# Dataset entries
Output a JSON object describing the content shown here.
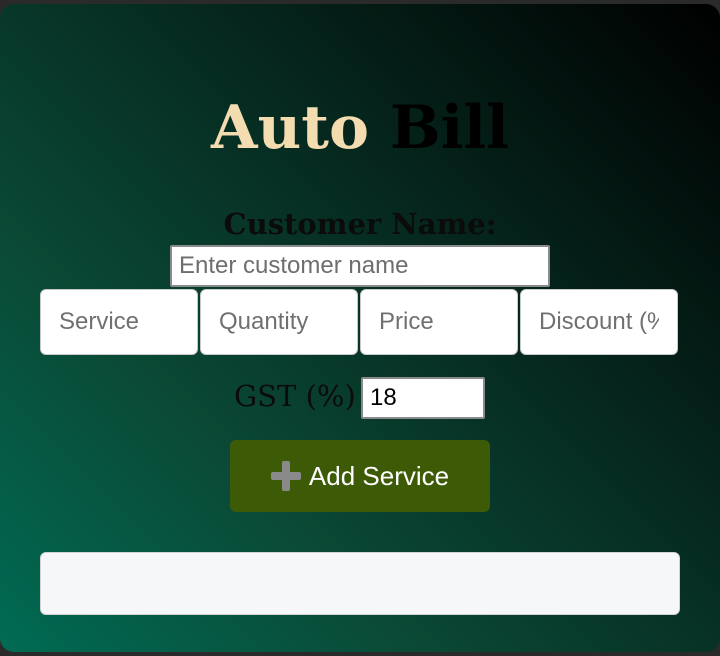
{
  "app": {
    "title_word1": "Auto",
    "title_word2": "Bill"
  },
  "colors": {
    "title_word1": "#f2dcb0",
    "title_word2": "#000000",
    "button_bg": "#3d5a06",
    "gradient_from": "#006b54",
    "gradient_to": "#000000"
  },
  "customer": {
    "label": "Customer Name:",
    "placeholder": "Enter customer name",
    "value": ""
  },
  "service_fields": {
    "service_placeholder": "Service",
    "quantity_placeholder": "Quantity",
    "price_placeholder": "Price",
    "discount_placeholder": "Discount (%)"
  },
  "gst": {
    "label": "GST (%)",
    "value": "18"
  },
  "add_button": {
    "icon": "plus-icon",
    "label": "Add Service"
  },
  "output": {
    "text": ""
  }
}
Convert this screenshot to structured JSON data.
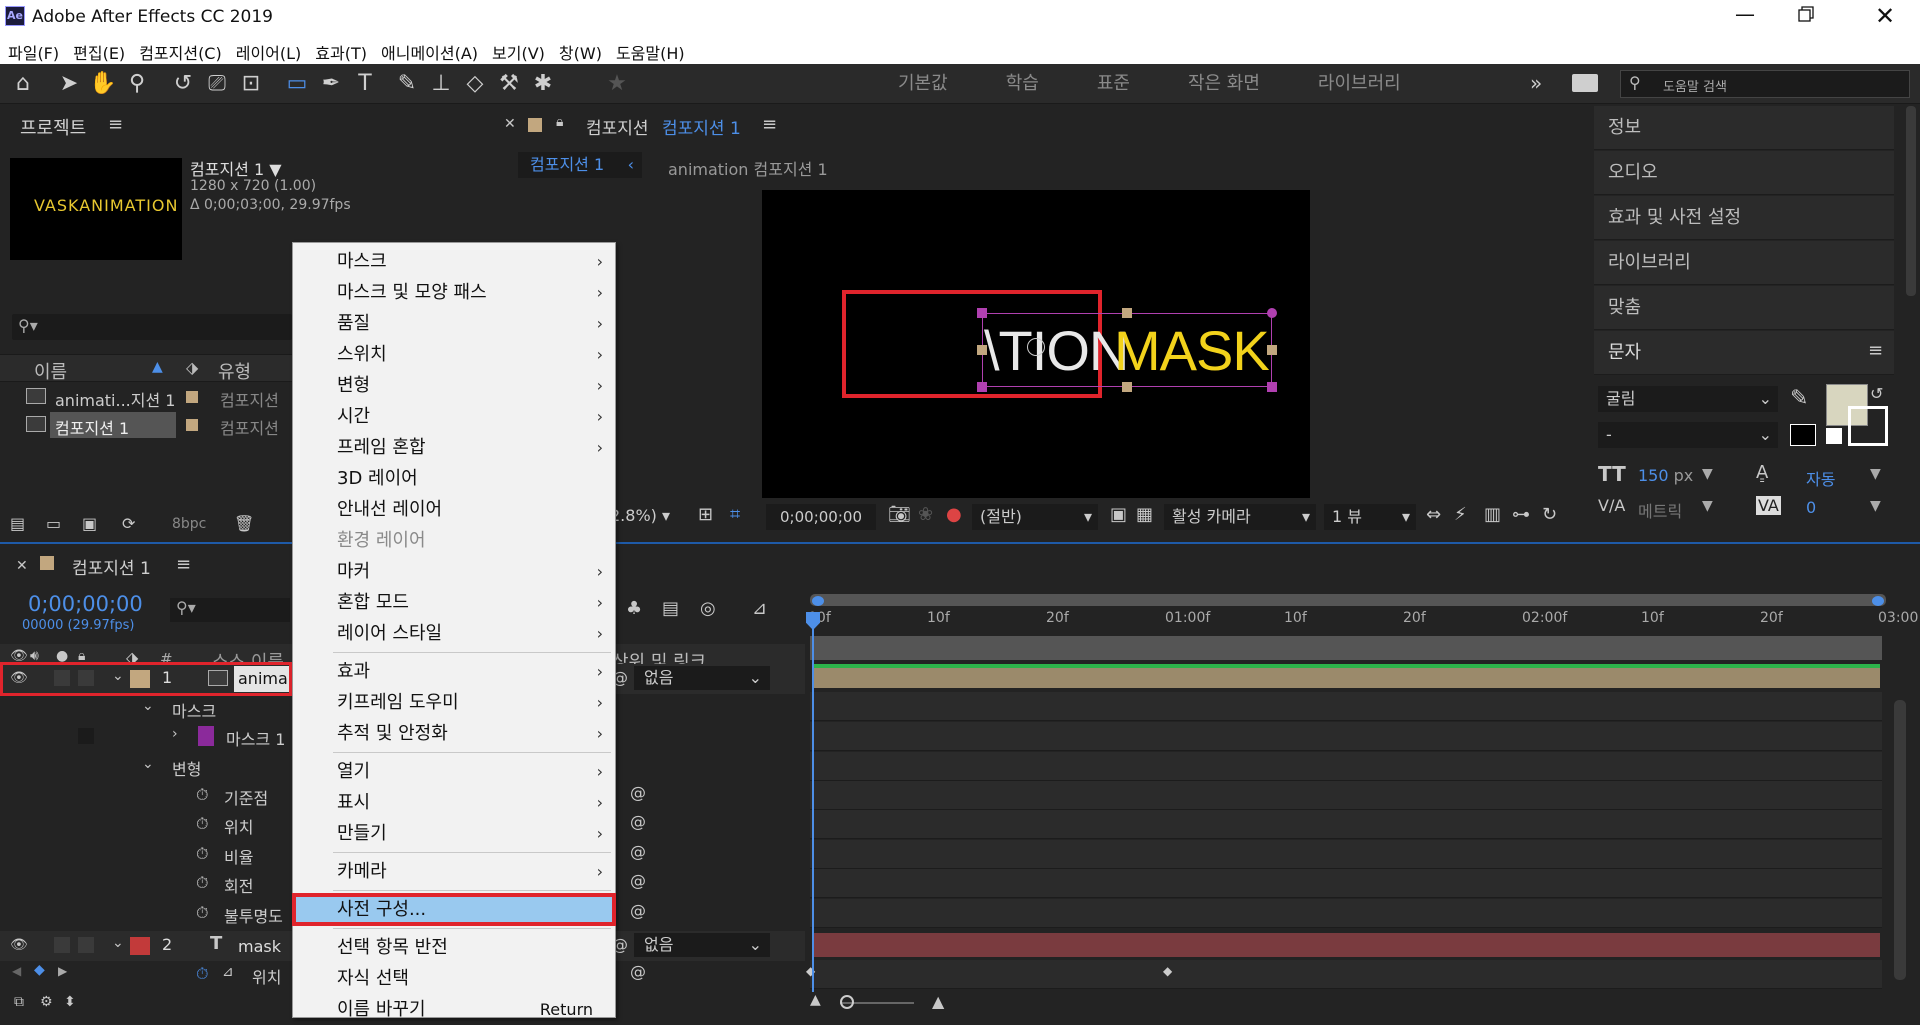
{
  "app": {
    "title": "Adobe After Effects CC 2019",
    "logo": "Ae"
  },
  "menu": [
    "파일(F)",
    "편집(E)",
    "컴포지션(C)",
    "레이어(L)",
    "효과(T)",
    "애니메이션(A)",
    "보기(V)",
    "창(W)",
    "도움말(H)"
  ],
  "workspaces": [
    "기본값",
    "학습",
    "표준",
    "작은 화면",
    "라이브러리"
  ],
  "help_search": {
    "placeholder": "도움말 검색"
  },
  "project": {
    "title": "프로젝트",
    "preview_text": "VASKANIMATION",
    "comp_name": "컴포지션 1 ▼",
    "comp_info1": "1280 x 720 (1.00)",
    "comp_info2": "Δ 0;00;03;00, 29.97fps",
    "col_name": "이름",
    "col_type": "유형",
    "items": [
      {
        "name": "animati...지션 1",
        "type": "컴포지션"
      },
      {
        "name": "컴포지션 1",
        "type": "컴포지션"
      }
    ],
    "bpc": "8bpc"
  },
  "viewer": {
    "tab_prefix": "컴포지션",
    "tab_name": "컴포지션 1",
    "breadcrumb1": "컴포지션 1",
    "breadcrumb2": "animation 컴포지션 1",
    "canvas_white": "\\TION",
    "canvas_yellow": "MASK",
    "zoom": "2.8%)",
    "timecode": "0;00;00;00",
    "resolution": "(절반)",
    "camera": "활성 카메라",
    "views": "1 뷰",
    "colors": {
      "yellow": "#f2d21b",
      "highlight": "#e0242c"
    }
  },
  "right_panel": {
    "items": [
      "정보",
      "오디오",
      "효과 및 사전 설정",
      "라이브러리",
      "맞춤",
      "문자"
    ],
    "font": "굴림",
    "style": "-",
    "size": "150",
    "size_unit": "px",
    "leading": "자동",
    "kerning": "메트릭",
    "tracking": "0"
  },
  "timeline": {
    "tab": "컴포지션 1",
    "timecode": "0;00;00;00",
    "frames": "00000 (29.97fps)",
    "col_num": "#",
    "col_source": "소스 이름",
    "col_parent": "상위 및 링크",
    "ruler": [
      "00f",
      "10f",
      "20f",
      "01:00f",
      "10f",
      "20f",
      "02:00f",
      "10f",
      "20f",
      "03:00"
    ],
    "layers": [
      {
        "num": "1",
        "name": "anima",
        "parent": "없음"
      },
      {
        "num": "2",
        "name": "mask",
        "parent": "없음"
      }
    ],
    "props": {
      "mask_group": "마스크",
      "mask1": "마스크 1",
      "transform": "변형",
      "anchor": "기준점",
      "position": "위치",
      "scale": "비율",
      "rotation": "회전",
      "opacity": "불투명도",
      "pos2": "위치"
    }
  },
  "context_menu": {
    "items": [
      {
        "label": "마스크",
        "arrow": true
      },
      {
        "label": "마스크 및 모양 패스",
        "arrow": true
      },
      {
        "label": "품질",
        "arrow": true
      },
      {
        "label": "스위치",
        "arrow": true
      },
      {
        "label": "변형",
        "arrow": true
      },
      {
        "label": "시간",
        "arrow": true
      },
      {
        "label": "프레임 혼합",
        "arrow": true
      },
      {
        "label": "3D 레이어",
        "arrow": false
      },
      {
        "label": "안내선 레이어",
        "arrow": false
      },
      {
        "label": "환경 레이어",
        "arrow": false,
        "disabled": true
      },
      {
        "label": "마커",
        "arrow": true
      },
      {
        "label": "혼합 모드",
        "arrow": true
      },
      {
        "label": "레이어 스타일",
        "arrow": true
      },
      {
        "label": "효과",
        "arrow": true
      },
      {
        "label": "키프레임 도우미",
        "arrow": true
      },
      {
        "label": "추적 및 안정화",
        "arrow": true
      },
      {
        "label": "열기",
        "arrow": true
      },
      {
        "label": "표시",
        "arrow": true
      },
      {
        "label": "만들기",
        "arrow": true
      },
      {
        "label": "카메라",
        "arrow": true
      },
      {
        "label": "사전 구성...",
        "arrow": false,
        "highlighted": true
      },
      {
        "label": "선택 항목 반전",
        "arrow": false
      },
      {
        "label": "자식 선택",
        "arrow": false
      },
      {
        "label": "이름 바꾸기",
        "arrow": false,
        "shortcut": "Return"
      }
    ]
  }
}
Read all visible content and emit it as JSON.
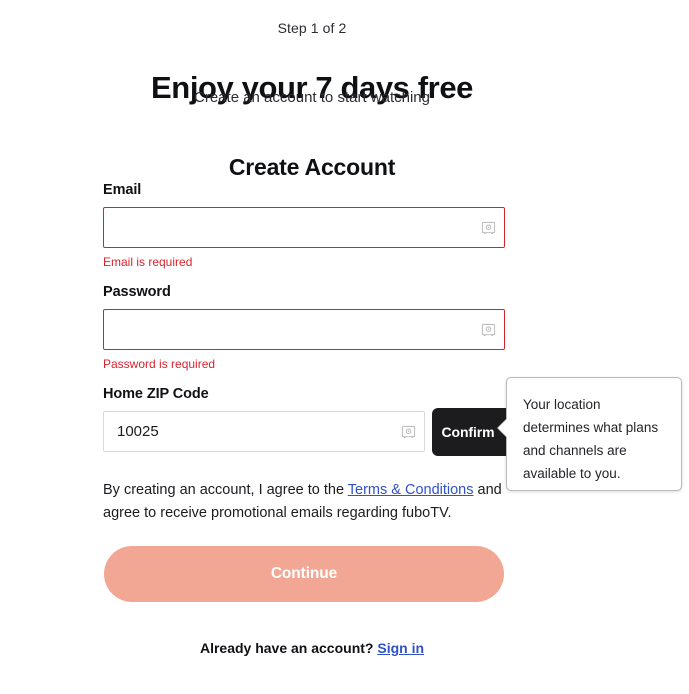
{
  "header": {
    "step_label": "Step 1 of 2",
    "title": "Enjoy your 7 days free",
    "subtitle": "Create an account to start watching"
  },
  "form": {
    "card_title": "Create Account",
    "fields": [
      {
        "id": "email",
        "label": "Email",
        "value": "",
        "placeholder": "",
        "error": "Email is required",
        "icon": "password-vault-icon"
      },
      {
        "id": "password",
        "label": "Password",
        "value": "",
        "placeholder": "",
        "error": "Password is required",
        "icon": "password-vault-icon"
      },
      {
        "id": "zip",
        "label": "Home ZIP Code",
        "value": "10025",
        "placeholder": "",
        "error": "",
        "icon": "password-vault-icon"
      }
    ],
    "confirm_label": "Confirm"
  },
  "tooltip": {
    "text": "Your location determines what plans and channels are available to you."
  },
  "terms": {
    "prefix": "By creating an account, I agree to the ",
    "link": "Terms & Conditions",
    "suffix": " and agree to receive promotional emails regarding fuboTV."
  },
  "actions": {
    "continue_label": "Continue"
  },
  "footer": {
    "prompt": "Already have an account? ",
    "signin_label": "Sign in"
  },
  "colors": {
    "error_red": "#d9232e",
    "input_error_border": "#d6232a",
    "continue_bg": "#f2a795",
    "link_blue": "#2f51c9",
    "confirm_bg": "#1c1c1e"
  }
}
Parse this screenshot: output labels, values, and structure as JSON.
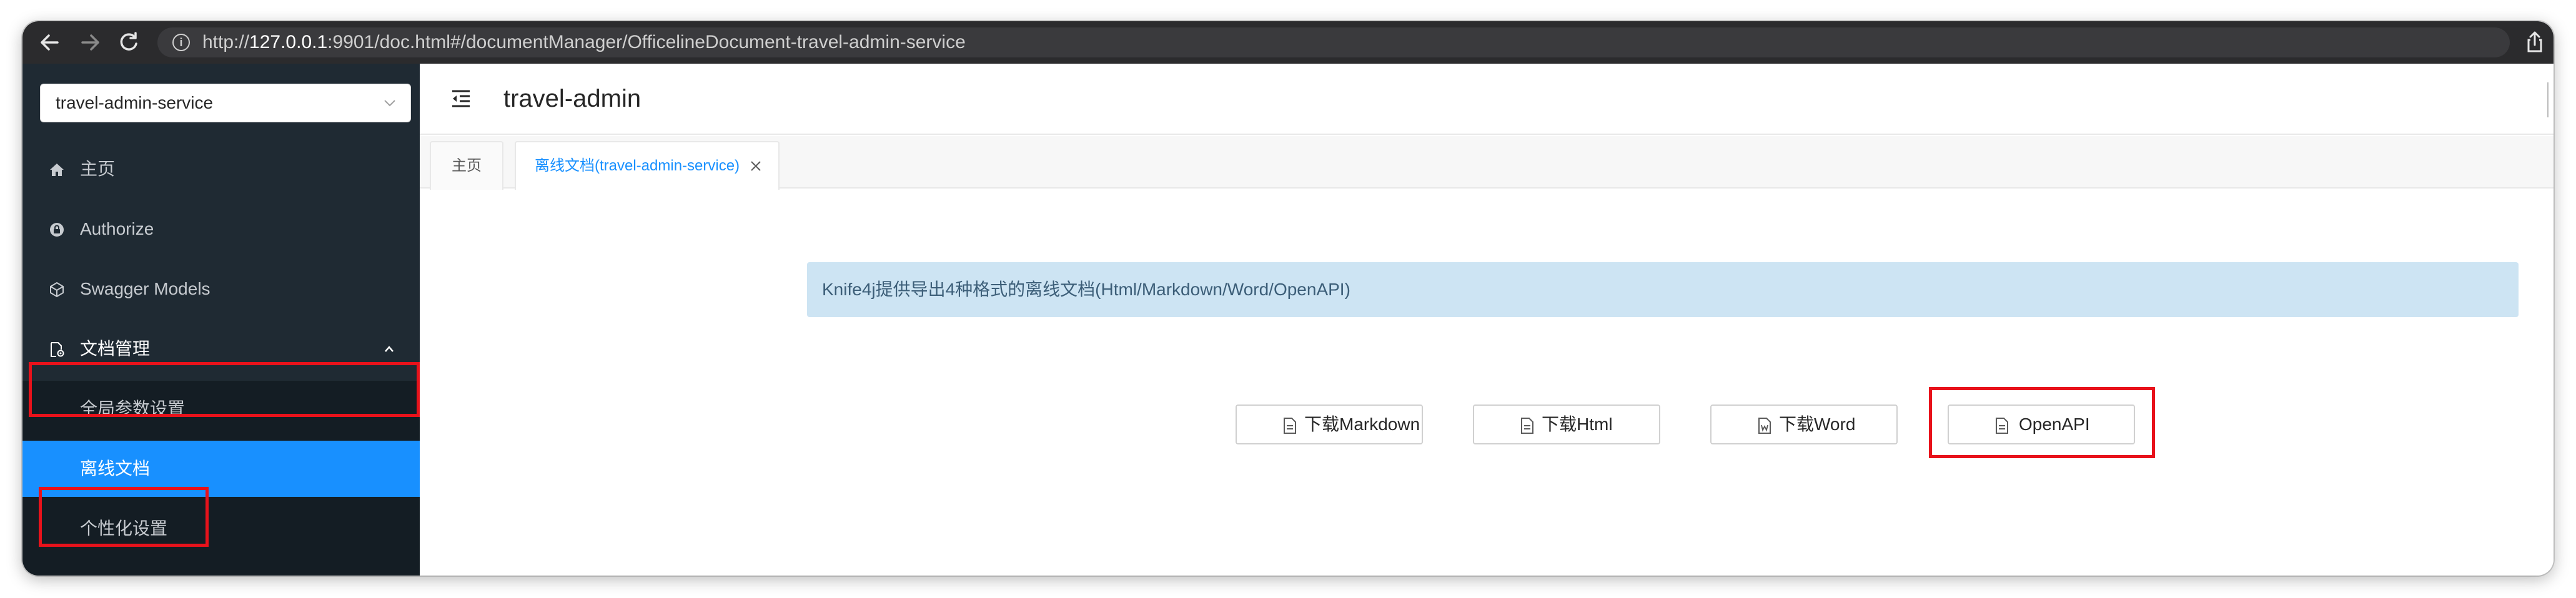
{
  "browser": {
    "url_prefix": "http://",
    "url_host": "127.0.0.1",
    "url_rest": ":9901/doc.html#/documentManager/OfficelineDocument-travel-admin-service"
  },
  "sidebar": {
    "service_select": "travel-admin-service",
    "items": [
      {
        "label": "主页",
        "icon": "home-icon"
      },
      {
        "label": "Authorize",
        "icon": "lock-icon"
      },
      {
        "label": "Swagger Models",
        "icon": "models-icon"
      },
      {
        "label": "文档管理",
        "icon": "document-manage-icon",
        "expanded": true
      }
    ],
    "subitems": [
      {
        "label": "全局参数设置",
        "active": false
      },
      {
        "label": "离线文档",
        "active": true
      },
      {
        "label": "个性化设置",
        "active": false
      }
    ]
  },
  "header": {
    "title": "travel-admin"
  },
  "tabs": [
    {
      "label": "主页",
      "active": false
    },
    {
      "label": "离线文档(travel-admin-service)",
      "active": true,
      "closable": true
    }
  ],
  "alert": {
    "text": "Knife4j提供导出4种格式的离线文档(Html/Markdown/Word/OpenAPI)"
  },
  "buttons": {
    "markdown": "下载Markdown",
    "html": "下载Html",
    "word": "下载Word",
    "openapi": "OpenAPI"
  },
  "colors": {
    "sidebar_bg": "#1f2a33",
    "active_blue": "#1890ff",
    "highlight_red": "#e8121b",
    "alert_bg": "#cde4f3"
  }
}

# Aim of the task
Every line in the data above that contains "agree" needs to be copied.

# Answer below
    "prefix": "By creating an account, I agree to the ",
    "suffix": " and agree to receive promotional emails regarding fuboTV."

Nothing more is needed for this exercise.